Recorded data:
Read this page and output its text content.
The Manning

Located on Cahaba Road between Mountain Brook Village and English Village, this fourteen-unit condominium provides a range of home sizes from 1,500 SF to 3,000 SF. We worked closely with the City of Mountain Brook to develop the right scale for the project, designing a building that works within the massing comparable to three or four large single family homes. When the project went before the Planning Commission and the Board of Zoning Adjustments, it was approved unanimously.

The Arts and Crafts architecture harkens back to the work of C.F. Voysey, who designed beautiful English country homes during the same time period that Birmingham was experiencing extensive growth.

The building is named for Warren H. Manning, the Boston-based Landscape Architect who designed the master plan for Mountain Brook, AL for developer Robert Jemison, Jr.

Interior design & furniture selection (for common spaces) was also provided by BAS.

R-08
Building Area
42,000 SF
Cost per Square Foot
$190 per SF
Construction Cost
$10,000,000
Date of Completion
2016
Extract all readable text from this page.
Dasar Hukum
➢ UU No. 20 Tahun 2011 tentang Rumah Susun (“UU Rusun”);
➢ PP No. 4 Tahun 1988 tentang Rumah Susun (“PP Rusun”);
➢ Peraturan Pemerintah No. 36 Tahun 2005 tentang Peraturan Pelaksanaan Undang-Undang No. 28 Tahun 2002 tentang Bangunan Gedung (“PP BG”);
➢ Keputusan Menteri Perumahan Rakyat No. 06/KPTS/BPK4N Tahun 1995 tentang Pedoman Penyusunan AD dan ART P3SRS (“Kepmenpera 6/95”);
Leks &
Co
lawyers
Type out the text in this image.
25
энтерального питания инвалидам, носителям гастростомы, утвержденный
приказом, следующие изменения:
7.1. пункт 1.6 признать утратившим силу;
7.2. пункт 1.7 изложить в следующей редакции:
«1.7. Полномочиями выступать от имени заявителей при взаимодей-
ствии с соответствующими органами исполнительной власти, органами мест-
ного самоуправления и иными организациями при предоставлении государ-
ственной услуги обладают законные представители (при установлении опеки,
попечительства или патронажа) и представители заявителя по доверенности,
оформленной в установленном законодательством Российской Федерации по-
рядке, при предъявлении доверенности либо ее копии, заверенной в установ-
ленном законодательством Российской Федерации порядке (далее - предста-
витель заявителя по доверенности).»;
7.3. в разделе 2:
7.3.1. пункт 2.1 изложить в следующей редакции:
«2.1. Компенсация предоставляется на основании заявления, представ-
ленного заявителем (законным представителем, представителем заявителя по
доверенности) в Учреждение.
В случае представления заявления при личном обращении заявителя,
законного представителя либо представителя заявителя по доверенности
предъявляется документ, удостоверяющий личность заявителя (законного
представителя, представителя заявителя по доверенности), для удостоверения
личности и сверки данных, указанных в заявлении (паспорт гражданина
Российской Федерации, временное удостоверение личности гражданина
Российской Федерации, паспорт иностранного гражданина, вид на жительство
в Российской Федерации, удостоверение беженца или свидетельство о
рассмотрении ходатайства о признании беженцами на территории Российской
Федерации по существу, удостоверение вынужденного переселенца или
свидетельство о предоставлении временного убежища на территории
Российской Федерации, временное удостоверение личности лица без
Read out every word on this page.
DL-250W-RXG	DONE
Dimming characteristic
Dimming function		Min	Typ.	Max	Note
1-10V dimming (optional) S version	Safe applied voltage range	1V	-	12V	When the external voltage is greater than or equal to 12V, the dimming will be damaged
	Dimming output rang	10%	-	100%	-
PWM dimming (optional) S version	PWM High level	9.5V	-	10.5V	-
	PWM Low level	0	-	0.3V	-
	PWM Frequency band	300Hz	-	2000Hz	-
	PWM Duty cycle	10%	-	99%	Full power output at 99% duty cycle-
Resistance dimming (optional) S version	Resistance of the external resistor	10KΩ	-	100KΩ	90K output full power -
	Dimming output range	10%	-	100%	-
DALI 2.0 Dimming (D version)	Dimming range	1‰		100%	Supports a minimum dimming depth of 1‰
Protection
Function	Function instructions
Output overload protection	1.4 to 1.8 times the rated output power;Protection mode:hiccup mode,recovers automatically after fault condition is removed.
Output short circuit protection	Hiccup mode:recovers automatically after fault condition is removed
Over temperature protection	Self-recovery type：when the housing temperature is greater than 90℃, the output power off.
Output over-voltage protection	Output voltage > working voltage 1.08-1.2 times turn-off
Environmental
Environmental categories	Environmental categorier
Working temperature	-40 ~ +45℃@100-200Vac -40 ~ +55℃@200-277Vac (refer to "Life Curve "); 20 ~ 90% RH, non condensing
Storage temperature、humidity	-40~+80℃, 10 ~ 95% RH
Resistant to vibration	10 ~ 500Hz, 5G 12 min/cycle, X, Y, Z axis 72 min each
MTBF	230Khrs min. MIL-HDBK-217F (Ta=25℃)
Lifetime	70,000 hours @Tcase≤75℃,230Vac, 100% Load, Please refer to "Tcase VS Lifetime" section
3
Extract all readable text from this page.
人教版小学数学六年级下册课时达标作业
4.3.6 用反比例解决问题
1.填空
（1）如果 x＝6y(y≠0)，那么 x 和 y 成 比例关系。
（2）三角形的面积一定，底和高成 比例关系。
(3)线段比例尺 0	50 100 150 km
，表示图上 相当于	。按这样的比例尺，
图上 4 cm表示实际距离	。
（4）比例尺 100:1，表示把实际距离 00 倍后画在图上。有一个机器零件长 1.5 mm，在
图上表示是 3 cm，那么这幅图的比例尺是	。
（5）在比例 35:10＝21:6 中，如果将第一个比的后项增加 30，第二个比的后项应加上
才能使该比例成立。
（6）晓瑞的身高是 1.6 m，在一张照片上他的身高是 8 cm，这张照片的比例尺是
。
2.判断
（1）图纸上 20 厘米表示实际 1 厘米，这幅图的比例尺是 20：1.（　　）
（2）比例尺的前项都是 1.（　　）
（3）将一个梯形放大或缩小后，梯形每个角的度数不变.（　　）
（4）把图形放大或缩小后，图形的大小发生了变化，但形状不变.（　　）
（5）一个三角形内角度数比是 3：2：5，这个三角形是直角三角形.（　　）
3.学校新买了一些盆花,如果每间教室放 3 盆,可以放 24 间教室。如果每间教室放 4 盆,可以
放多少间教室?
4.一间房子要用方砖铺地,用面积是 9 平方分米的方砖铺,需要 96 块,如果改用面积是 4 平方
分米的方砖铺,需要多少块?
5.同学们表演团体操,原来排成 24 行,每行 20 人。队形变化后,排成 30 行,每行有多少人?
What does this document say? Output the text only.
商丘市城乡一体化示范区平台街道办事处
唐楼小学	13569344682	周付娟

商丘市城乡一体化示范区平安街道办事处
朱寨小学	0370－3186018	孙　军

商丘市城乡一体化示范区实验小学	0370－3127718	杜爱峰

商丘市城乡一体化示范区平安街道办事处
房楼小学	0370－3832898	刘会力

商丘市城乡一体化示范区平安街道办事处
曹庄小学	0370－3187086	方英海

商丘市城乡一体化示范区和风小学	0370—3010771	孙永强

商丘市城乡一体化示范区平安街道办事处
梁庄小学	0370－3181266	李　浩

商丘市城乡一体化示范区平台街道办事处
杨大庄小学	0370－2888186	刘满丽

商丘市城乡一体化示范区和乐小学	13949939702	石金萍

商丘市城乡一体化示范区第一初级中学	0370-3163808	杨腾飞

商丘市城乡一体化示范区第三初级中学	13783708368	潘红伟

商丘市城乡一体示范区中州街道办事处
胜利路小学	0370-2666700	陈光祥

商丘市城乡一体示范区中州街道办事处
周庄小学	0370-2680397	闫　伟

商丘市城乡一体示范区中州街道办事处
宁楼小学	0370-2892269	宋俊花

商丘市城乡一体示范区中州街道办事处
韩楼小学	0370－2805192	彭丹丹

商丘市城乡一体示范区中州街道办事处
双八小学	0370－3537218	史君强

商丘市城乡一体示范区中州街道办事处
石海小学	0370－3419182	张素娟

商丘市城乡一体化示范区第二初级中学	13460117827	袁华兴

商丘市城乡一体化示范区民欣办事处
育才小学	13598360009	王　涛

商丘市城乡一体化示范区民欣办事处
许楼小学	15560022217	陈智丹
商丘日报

■ REQUEST ■
Say how many lines in the records above hold "比例关系", and give no other text.

■ OUTPUT BELOW ■
2